**The task**
Your answer should be a single number: the count of lines holding the word "GRID".

**Material for this exercise**
:::

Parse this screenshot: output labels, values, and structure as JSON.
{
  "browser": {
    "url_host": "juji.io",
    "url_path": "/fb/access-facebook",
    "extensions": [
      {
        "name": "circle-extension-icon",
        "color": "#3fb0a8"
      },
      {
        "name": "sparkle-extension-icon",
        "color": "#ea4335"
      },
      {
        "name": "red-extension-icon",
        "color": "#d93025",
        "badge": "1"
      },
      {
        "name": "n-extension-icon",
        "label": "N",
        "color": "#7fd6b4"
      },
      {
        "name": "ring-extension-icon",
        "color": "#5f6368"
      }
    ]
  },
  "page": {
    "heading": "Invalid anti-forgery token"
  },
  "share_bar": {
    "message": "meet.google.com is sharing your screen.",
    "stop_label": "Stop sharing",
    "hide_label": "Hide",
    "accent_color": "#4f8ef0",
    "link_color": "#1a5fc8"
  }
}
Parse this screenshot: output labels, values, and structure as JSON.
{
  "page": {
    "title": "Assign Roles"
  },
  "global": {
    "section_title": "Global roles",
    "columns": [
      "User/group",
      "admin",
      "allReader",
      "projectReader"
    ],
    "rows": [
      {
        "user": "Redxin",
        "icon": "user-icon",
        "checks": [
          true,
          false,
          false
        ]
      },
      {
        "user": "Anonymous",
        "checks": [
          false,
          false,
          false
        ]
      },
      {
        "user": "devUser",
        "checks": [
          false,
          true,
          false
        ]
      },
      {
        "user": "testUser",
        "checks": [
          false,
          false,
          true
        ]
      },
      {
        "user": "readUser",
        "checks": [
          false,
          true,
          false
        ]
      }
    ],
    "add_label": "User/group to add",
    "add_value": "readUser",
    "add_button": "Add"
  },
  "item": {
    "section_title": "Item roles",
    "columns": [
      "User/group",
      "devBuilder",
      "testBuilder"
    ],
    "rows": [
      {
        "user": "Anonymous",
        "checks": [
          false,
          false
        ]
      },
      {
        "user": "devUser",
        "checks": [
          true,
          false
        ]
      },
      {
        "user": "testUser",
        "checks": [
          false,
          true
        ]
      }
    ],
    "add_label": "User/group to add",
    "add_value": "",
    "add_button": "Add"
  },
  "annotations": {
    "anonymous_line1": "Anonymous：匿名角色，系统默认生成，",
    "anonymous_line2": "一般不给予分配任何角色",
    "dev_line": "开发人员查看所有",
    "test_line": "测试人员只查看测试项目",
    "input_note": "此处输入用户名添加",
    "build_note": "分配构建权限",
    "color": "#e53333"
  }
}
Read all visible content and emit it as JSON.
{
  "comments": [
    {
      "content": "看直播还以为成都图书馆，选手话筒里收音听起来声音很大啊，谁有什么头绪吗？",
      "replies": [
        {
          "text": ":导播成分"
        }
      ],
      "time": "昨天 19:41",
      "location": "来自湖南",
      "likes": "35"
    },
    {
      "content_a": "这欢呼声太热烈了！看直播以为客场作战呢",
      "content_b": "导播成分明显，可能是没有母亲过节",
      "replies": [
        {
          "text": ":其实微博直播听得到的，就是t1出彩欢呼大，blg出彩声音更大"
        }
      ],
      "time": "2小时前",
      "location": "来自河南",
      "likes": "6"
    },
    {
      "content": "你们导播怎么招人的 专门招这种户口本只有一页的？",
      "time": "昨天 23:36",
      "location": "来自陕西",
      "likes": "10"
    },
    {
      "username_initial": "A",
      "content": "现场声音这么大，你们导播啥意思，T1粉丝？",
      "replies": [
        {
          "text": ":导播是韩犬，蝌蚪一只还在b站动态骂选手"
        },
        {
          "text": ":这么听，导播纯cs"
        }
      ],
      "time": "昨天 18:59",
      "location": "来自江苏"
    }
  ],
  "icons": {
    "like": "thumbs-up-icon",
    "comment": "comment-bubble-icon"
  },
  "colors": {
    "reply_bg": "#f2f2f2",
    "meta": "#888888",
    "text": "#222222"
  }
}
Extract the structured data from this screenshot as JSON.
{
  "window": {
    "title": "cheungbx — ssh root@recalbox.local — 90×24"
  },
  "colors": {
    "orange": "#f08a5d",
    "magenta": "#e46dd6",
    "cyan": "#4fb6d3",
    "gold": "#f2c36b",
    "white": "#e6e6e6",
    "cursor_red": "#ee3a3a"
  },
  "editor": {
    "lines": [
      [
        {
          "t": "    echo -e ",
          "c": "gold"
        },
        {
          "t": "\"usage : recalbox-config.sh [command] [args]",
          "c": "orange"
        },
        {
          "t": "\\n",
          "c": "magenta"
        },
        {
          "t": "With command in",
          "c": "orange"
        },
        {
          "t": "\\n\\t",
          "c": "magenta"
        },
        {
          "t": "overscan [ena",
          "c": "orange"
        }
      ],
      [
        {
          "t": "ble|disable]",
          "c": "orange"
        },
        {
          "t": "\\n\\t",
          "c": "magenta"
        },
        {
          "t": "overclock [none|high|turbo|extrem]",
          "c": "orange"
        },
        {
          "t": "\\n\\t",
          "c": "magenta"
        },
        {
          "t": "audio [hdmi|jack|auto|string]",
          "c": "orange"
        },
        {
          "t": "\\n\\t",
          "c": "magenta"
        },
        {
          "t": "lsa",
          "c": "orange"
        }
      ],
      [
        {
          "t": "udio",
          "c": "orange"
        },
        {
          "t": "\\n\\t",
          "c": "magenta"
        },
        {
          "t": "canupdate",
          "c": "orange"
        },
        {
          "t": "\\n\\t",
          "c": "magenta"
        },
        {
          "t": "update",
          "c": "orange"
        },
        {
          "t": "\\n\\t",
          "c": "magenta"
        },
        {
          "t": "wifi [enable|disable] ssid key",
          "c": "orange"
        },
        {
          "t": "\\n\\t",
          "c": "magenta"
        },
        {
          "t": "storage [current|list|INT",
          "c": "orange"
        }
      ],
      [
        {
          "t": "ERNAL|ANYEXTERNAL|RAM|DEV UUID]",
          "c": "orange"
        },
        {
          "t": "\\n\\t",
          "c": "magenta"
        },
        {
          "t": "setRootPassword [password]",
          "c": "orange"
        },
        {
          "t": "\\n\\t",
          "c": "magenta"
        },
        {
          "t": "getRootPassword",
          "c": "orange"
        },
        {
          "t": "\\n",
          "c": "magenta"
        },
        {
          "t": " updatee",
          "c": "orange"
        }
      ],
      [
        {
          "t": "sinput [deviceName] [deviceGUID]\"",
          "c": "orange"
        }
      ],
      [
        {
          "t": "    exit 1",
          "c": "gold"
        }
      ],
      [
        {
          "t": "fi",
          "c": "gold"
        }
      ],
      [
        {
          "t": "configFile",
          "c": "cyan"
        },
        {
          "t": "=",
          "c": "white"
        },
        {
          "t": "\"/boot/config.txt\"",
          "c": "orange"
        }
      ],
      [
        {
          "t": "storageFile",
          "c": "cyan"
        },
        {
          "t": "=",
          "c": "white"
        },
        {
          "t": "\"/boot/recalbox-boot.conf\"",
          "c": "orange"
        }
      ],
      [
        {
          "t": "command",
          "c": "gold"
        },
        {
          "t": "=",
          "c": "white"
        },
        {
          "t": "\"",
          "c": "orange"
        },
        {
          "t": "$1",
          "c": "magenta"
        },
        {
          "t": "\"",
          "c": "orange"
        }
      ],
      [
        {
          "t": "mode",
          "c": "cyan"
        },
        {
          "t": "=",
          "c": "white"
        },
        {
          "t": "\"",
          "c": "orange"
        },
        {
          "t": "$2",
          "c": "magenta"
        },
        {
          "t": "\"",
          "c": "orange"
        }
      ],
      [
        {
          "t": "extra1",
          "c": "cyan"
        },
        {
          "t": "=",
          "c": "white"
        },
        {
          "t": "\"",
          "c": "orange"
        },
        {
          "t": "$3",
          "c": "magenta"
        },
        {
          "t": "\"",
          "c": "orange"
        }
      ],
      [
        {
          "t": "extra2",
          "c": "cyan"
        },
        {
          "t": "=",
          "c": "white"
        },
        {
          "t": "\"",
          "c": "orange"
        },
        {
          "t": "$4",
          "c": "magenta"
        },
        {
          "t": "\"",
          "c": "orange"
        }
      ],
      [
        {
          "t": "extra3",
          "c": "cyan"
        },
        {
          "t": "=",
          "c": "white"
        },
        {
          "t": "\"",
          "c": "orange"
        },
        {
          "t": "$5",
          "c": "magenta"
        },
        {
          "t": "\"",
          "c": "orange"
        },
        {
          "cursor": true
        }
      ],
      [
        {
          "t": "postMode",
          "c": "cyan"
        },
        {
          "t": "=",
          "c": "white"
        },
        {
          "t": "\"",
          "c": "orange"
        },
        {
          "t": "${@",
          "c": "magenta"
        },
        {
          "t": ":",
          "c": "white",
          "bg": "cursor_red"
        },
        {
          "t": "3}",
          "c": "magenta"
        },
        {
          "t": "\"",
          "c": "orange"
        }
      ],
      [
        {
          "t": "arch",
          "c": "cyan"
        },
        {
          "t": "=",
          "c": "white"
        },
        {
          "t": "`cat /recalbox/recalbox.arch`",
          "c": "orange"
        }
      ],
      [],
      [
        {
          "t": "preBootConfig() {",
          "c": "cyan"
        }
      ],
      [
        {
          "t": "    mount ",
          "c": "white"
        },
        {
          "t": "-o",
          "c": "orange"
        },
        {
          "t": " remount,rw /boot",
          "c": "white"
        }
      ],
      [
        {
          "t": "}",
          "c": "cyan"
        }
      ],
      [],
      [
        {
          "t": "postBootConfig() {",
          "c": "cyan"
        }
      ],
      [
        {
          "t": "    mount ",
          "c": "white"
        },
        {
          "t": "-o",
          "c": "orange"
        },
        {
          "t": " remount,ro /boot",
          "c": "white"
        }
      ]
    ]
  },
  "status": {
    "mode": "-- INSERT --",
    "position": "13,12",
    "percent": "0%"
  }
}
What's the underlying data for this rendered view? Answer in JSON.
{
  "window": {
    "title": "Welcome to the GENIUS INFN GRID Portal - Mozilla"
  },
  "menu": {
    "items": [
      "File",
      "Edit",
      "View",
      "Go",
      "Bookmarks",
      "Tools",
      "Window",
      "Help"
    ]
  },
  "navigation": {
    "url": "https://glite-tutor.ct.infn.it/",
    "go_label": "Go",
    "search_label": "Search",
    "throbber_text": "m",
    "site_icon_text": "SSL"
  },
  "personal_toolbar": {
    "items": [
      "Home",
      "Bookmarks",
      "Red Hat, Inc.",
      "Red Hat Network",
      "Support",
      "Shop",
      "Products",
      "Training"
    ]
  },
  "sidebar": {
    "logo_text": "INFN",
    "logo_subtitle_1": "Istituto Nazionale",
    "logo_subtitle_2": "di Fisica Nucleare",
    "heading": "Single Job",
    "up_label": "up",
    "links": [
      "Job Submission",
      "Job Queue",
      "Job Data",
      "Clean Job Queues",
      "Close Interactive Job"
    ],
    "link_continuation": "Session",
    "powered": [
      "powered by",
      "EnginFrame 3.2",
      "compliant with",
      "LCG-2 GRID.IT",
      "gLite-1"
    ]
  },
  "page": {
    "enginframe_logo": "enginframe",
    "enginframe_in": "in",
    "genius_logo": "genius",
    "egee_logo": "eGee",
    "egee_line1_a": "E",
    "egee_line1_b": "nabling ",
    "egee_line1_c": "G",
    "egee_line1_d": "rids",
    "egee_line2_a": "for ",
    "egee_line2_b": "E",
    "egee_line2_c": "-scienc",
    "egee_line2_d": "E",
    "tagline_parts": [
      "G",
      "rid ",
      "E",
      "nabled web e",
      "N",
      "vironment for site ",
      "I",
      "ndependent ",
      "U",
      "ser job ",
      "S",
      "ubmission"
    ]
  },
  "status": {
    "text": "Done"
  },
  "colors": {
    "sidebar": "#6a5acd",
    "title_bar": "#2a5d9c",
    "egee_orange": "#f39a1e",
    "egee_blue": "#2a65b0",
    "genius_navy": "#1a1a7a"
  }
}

:::

**Result for this exercise**
2